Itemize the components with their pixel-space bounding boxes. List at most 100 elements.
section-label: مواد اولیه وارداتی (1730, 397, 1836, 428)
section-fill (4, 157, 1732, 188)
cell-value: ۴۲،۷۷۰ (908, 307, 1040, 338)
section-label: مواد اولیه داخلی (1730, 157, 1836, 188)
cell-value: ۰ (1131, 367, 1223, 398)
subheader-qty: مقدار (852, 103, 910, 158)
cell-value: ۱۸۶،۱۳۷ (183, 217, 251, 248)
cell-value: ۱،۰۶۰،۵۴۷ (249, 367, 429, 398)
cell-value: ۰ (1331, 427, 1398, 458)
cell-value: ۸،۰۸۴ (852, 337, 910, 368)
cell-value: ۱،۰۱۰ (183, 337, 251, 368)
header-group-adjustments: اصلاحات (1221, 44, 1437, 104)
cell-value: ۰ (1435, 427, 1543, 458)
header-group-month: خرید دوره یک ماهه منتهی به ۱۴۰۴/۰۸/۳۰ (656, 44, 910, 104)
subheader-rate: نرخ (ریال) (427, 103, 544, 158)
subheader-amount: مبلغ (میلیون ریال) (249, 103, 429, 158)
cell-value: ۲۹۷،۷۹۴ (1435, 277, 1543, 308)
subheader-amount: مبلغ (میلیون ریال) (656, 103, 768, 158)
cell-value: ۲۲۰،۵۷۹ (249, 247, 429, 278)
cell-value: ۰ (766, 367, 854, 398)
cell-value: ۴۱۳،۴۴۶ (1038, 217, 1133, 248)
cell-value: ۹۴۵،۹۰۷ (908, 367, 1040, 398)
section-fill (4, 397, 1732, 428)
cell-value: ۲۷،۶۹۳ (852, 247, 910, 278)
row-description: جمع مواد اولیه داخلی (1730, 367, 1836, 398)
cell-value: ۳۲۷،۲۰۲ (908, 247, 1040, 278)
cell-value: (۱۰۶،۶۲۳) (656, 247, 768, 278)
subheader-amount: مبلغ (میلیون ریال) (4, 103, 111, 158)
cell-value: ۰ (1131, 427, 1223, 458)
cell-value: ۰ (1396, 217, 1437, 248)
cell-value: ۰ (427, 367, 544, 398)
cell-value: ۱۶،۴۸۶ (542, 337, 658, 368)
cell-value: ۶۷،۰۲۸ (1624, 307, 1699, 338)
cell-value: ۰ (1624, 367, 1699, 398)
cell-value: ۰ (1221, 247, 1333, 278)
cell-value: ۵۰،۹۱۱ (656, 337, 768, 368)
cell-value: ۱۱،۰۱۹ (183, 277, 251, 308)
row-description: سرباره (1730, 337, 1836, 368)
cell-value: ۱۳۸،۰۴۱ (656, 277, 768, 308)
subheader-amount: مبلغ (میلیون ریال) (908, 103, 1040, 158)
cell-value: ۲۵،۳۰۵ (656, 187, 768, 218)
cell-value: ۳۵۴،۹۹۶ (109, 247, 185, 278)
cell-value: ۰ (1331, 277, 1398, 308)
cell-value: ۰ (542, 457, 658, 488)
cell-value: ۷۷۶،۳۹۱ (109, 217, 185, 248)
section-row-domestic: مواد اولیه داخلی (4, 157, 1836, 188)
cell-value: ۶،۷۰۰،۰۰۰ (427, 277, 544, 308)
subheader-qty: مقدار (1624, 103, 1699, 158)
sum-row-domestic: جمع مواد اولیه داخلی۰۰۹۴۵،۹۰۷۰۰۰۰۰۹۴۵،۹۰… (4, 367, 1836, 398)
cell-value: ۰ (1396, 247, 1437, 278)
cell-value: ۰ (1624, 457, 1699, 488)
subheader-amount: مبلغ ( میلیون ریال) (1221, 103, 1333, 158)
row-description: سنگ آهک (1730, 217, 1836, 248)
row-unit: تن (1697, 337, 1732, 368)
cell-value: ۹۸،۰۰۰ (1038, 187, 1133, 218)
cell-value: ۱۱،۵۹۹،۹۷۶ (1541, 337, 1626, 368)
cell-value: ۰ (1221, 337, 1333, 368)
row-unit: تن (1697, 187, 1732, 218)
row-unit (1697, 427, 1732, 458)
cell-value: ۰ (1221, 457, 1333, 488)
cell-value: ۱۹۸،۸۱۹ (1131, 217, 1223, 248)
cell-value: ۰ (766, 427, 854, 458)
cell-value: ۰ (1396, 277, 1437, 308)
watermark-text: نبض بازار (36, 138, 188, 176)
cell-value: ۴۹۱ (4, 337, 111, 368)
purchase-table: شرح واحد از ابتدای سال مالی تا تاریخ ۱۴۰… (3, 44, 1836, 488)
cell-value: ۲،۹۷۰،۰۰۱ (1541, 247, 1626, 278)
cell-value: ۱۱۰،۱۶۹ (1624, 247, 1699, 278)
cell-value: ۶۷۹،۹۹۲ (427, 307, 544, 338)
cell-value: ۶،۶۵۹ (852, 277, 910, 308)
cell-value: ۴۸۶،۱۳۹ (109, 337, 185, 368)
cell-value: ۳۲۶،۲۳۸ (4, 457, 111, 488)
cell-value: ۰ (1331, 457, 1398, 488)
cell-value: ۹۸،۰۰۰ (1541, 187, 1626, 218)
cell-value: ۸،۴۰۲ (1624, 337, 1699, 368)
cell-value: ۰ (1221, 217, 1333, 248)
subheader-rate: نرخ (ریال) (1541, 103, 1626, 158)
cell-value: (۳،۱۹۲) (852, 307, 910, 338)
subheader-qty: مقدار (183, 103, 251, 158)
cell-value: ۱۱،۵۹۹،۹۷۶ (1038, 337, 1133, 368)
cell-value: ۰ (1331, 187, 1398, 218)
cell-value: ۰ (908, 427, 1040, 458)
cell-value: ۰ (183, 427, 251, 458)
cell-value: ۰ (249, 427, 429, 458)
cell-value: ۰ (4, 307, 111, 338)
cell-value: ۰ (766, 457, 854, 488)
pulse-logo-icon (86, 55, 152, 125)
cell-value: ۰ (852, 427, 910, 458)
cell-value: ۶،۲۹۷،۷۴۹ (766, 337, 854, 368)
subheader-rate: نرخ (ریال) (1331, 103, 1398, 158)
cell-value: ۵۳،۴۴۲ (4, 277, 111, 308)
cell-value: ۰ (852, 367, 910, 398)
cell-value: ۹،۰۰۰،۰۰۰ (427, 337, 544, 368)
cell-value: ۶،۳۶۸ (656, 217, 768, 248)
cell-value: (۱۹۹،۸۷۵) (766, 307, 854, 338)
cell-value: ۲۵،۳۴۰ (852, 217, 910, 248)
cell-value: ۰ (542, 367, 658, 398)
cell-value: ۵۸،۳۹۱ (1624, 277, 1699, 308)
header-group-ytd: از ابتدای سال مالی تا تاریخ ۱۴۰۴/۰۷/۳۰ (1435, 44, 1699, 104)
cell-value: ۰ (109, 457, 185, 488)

> **Exercise instructions**:
List every line of the material above that contains the string "amount", treating uppercase and lowercase as different.

> **Final answer**:
subheader-amount: مبلغ (میلیون ریال) (249, 103, 429, 158)
subheader-amount: مبلغ (میلیون ریال) (656, 103, 768, 158)
subheader-amount: مبلغ (میلیون ریال) (4, 103, 111, 158)
subheader-amount: مبلغ (میلیون ریال) (908, 103, 1040, 158)
subheader-amount: مبلغ ( میلیون ریال) (1221, 103, 1333, 158)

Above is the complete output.